*Written task*.
Reply with one number: the count of lines in the records below that hold "Understand".

*Items from a dataset*.
## begin
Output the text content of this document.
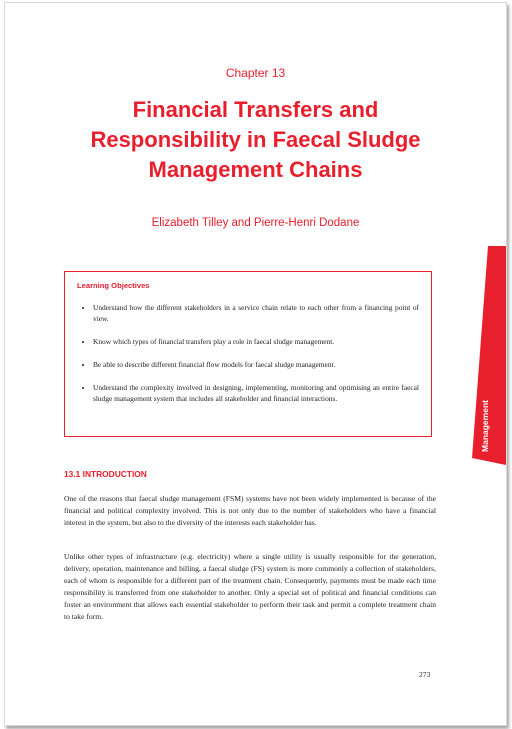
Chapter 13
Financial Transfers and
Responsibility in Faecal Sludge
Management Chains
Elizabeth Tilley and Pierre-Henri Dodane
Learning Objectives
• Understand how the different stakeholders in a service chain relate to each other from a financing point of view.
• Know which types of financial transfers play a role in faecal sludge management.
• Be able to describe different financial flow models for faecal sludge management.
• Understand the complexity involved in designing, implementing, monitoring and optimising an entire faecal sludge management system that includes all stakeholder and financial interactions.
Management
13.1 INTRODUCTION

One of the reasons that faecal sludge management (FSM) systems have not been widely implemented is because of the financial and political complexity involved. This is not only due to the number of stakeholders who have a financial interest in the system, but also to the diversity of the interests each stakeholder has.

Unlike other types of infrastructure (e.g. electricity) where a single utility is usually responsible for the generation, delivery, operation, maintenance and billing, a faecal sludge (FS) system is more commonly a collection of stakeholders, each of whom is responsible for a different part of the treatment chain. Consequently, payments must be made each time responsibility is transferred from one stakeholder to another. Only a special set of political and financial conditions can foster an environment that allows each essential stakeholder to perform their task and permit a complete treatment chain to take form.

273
## end
*Exercise answer*.
2